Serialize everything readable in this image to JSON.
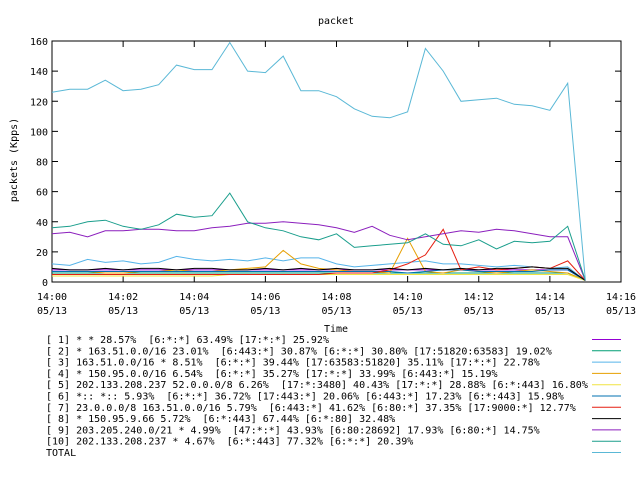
{
  "chart_data": {
    "type": "line",
    "title": "packet",
    "xlabel": "Time",
    "ylabel": "packets (Kpps)",
    "ylim": [
      0,
      160
    ],
    "yticks": [
      0,
      20,
      40,
      60,
      80,
      100,
      120,
      140,
      160
    ],
    "xlim": [
      "14:00",
      "14:16"
    ],
    "xticks": [
      {
        "time": "14:00",
        "date": "05/13"
      },
      {
        "time": "14:02",
        "date": "05/13"
      },
      {
        "time": "14:04",
        "date": "05/13"
      },
      {
        "time": "14:06",
        "date": "05/13"
      },
      {
        "time": "14:08",
        "date": "05/13"
      },
      {
        "time": "14:10",
        "date": "05/13"
      },
      {
        "time": "14:12",
        "date": "05/13"
      },
      {
        "time": "14:14",
        "date": "05/13"
      },
      {
        "time": "14:16",
        "date": "05/13"
      }
    ],
    "grid": false,
    "legend_placement": "bottom",
    "x": [
      "14:00",
      "14:00:30",
      "14:01",
      "14:01:30",
      "14:02",
      "14:02:30",
      "14:03",
      "14:03:30",
      "14:04",
      "14:04:30",
      "14:05",
      "14:05:30",
      "14:06",
      "14:06:30",
      "14:07",
      "14:07:30",
      "14:08",
      "14:08:30",
      "14:09",
      "14:09:30",
      "14:10",
      "14:10:30",
      "14:11",
      "14:11:30",
      "14:12",
      "14:12:30",
      "14:13",
      "14:13:30",
      "14:14",
      "14:14:30",
      "14:15"
    ],
    "series": [
      {
        "name": "[ 1] * * 28.57%  [6:*:*] 63.49% [17:*:*] 25.92%",
        "color": "#9400d3",
        "values": [
          8,
          8,
          8,
          8,
          8,
          8,
          8,
          8,
          8,
          8,
          8,
          8,
          8,
          8,
          8,
          8,
          8,
          8,
          8,
          8,
          8,
          8,
          8,
          8,
          8,
          8,
          8,
          8,
          8,
          8,
          1
        ]
      },
      {
        "name": "[ 2] * 163.51.0.0/16 23.01%  [6:443:*] 30.87% [6:*:*] 30.80% [17:51820:63583] 19.02%",
        "color": "#009e73",
        "values": [
          6,
          6,
          6,
          6,
          6,
          6,
          6,
          6,
          6,
          6,
          6,
          6,
          6,
          6,
          6,
          6,
          6,
          6,
          6,
          6,
          6,
          6,
          6,
          6,
          6,
          6,
          6,
          6,
          6,
          6,
          1
        ]
      },
      {
        "name": "[ 3] 163.51.0.0/16 * 8.51%  [6:*:*] 39.44% [17:63583:51820] 35.11% [17:*:*] 22.78%",
        "color": "#56b4e9",
        "values": [
          12,
          11,
          15,
          13,
          14,
          12,
          13,
          17,
          15,
          14,
          15,
          14,
          16,
          14,
          16,
          16,
          12,
          10,
          11,
          12,
          13,
          14,
          12,
          12,
          11,
          10,
          11,
          10,
          9,
          10,
          1
        ]
      },
      {
        "name": "[ 4] * 150.95.0.0/16 6.54%  [6:*:*] 35.27% [17:*:*] 33.99% [6:443:*] 15.19%",
        "color": "#e69f00",
        "values": [
          7,
          7,
          7,
          6,
          6,
          7,
          7,
          8,
          7,
          7,
          8,
          9,
          10,
          21,
          12,
          9,
          8,
          7,
          7,
          6,
          29,
          7,
          6,
          8,
          7,
          6,
          7,
          8,
          7,
          6,
          1
        ]
      },
      {
        "name": "[ 5] 202.133.208.237 52.0.0.0/8 6.26%  [17:*:3480] 40.43% [17:*:*] 28.88% [6:*:443] 16.80%",
        "color": "#f0e442",
        "values": [
          4,
          4,
          4,
          4,
          4,
          4,
          4,
          4,
          4,
          4,
          5,
          5,
          5,
          5,
          5,
          5,
          5,
          5,
          5,
          5,
          5,
          5,
          5,
          5,
          5,
          5,
          5,
          5,
          5,
          5,
          1
        ]
      },
      {
        "name": "[ 6] *:: *:: 5.93%  [6:*:*] 36.72% [17:443:*] 20.06% [6:443:*] 17.23% [6:*:443] 15.98%",
        "color": "#0072b2",
        "values": [
          7,
          7,
          7,
          7,
          7,
          7,
          7,
          7,
          7,
          7,
          7,
          7,
          7,
          7,
          7,
          7,
          7,
          7,
          7,
          7,
          6,
          7,
          8,
          8,
          7,
          7,
          7,
          7,
          8,
          8,
          1
        ]
      },
      {
        "name": "[ 7] 23.0.0.0/8 163.51.0.0/16 5.79%  [6:443:*] 41.62% [6:80:*] 37.35% [17:9000:*] 12.77%",
        "color": "#e51e10",
        "values": [
          5,
          5,
          5,
          5,
          5,
          5,
          5,
          5,
          5,
          5,
          5,
          5,
          5,
          5,
          5,
          5,
          6,
          6,
          6,
          8,
          12,
          18,
          35,
          8,
          10,
          8,
          9,
          10,
          9,
          14,
          1
        ]
      },
      {
        "name": "[ 8] * 150.95.9.66 5.72%  [6:*:443] 67.44% [6:*:80] 32.48%",
        "color": "#000000",
        "values": [
          9,
          8,
          8,
          9,
          8,
          9,
          9,
          8,
          9,
          9,
          8,
          8,
          9,
          8,
          9,
          8,
          9,
          8,
          8,
          9,
          8,
          9,
          8,
          9,
          8,
          9,
          9,
          10,
          9,
          9,
          1
        ]
      },
      {
        "name": "[ 9] 203.205.240.0/21 * 4.99%  [47:*:*] 43.93% [6:80:28692] 17.93% [6:80:*] 14.75%",
        "color": "#8b1fbd",
        "values": [
          32,
          33,
          30,
          34,
          34,
          35,
          35,
          34,
          34,
          36,
          37,
          39,
          39,
          40,
          39,
          38,
          36,
          33,
          37,
          31,
          28,
          30,
          32,
          34,
          33,
          35,
          34,
          32,
          30,
          30,
          1
        ]
      },
      {
        "name": "[10] 202.133.208.237 * 4.67%  [6:*:443] 77.32% [6:*:*] 20.39%",
        "color": "#1a9e8c",
        "values": [
          36,
          37,
          40,
          41,
          37,
          35,
          38,
          45,
          43,
          44,
          59,
          40,
          36,
          34,
          30,
          28,
          32,
          23,
          24,
          25,
          26,
          32,
          25,
          24,
          28,
          22,
          27,
          26,
          27,
          37,
          1
        ]
      },
      {
        "name": "TOTAL",
        "color": "#5ab8d6",
        "values": [
          126,
          128,
          128,
          134,
          127,
          128,
          131,
          144,
          141,
          141,
          159,
          140,
          139,
          150,
          127,
          127,
          123,
          115,
          110,
          109,
          113,
          155,
          140,
          120,
          121,
          122,
          118,
          117,
          114,
          132,
          1
        ]
      }
    ]
  }
}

# YOUR TASK
Return each line from the material above exactly, but not the pictures.

# REPLY
Serialize everything readable in this image to JSON.
{
  "chart_data": {
    "type": "line",
    "title": "packet",
    "xlabel": "Time",
    "ylabel": "packets (Kpps)",
    "ylim": [
      0,
      160
    ],
    "yticks": [
      0,
      20,
      40,
      60,
      80,
      100,
      120,
      140,
      160
    ],
    "xlim": [
      "14:00",
      "14:16"
    ],
    "xticks": [
      {
        "time": "14:00",
        "date": "05/13"
      },
      {
        "time": "14:02",
        "date": "05/13"
      },
      {
        "time": "14:04",
        "date": "05/13"
      },
      {
        "time": "14:06",
        "date": "05/13"
      },
      {
        "time": "14:08",
        "date": "05/13"
      },
      {
        "time": "14:10",
        "date": "05/13"
      },
      {
        "time": "14:12",
        "date": "05/13"
      },
      {
        "time": "14:14",
        "date": "05/13"
      },
      {
        "time": "14:16",
        "date": "05/13"
      }
    ],
    "grid": false,
    "legend_placement": "bottom",
    "x": [
      "14:00",
      "14:00:30",
      "14:01",
      "14:01:30",
      "14:02",
      "14:02:30",
      "14:03",
      "14:03:30",
      "14:04",
      "14:04:30",
      "14:05",
      "14:05:30",
      "14:06",
      "14:06:30",
      "14:07",
      "14:07:30",
      "14:08",
      "14:08:30",
      "14:09",
      "14:09:30",
      "14:10",
      "14:10:30",
      "14:11",
      "14:11:30",
      "14:12",
      "14:12:30",
      "14:13",
      "14:13:30",
      "14:14",
      "14:14:30",
      "14:15"
    ],
    "series": [
      {
        "name": "[ 1] * * 28.57%  [6:*:*] 63.49% [17:*:*] 25.92%",
        "color": "#9400d3",
        "values": [
          8,
          8,
          8,
          8,
          8,
          8,
          8,
          8,
          8,
          8,
          8,
          8,
          8,
          8,
          8,
          8,
          8,
          8,
          8,
          8,
          8,
          8,
          8,
          8,
          8,
          8,
          8,
          8,
          8,
          8,
          1
        ]
      },
      {
        "name": "[ 2] * 163.51.0.0/16 23.01%  [6:443:*] 30.87% [6:*:*] 30.80% [17:51820:63583] 19.02%",
        "color": "#009e73",
        "values": [
          6,
          6,
          6,
          6,
          6,
          6,
          6,
          6,
          6,
          6,
          6,
          6,
          6,
          6,
          6,
          6,
          6,
          6,
          6,
          6,
          6,
          6,
          6,
          6,
          6,
          6,
          6,
          6,
          6,
          6,
          1
        ]
      },
      {
        "name": "[ 3] 163.51.0.0/16 * 8.51%  [6:*:*] 39.44% [17:63583:51820] 35.11% [17:*:*] 22.78%",
        "color": "#56b4e9",
        "values": [
          12,
          11,
          15,
          13,
          14,
          12,
          13,
          17,
          15,
          14,
          15,
          14,
          16,
          14,
          16,
          16,
          12,
          10,
          11,
          12,
          13,
          14,
          12,
          12,
          11,
          10,
          11,
          10,
          9,
          10,
          1
        ]
      },
      {
        "name": "[ 4] * 150.95.0.0/16 6.54%  [6:*:*] 35.27% [17:*:*] 33.99% [6:443:*] 15.19%",
        "color": "#e69f00",
        "values": [
          7,
          7,
          7,
          6,
          6,
          7,
          7,
          8,
          7,
          7,
          8,
          9,
          10,
          21,
          12,
          9,
          8,
          7,
          7,
          6,
          29,
          7,
          6,
          8,
          7,
          6,
          7,
          8,
          7,
          6,
          1
        ]
      },
      {
        "name": "[ 5] 202.133.208.237 52.0.0.0/8 6.26%  [17:*:3480] 40.43% [17:*:*] 28.88% [6:*:443] 16.80%",
        "color": "#f0e442",
        "values": [
          4,
          4,
          4,
          4,
          4,
          4,
          4,
          4,
          4,
          4,
          5,
          5,
          5,
          5,
          5,
          5,
          5,
          5,
          5,
          5,
          5,
          5,
          5,
          5,
          5,
          5,
          5,
          5,
          5,
          5,
          1
        ]
      },
      {
        "name": "[ 6] *:: *:: 5.93%  [6:*:*] 36.72% [17:443:*] 20.06% [6:443:*] 17.23% [6:*:443] 15.98%",
        "color": "#0072b2",
        "values": [
          7,
          7,
          7,
          7,
          7,
          7,
          7,
          7,
          7,
          7,
          7,
          7,
          7,
          7,
          7,
          7,
          7,
          7,
          7,
          7,
          6,
          7,
          8,
          8,
          7,
          7,
          7,
          7,
          8,
          8,
          1
        ]
      },
      {
        "name": "[ 7] 23.0.0.0/8 163.51.0.0/16 5.79%  [6:443:*] 41.62% [6:80:*] 37.35% [17:9000:*] 12.77%",
        "color": "#e51e10",
        "values": [
          5,
          5,
          5,
          5,
          5,
          5,
          5,
          5,
          5,
          5,
          5,
          5,
          5,
          5,
          5,
          5,
          6,
          6,
          6,
          8,
          12,
          18,
          35,
          8,
          10,
          8,
          9,
          10,
          9,
          14,
          1
        ]
      },
      {
        "name": "[ 8] * 150.95.9.66 5.72%  [6:*:443] 67.44% [6:*:80] 32.48%",
        "color": "#000000",
        "values": [
          9,
          8,
          8,
          9,
          8,
          9,
          9,
          8,
          9,
          9,
          8,
          8,
          9,
          8,
          9,
          8,
          9,
          8,
          8,
          9,
          8,
          9,
          8,
          9,
          8,
          9,
          9,
          10,
          9,
          9,
          1
        ]
      },
      {
        "name": "[ 9] 203.205.240.0/21 * 4.99%  [47:*:*] 43.93% [6:80:28692] 17.93% [6:80:*] 14.75%",
        "color": "#8b1fbd",
        "values": [
          32,
          33,
          30,
          34,
          34,
          35,
          35,
          34,
          34,
          36,
          37,
          39,
          39,
          40,
          39,
          38,
          36,
          33,
          37,
          31,
          28,
          30,
          32,
          34,
          33,
          35,
          34,
          32,
          30,
          30,
          1
        ]
      },
      {
        "name": "[10] 202.133.208.237 * 4.67%  [6:*:443] 77.32% [6:*:*] 20.39%",
        "color": "#1a9e8c",
        "values": [
          36,
          37,
          40,
          41,
          37,
          35,
          38,
          45,
          43,
          44,
          59,
          40,
          36,
          34,
          30,
          28,
          32,
          23,
          24,
          25,
          26,
          32,
          25,
          24,
          28,
          22,
          27,
          26,
          27,
          37,
          1
        ]
      },
      {
        "name": "TOTAL",
        "color": "#5ab8d6",
        "values": [
          126,
          128,
          128,
          134,
          127,
          128,
          131,
          144,
          141,
          141,
          159,
          140,
          139,
          150,
          127,
          127,
          123,
          115,
          110,
          109,
          113,
          155,
          140,
          120,
          121,
          122,
          118,
          117,
          114,
          132,
          1
        ]
      }
    ]
  }
}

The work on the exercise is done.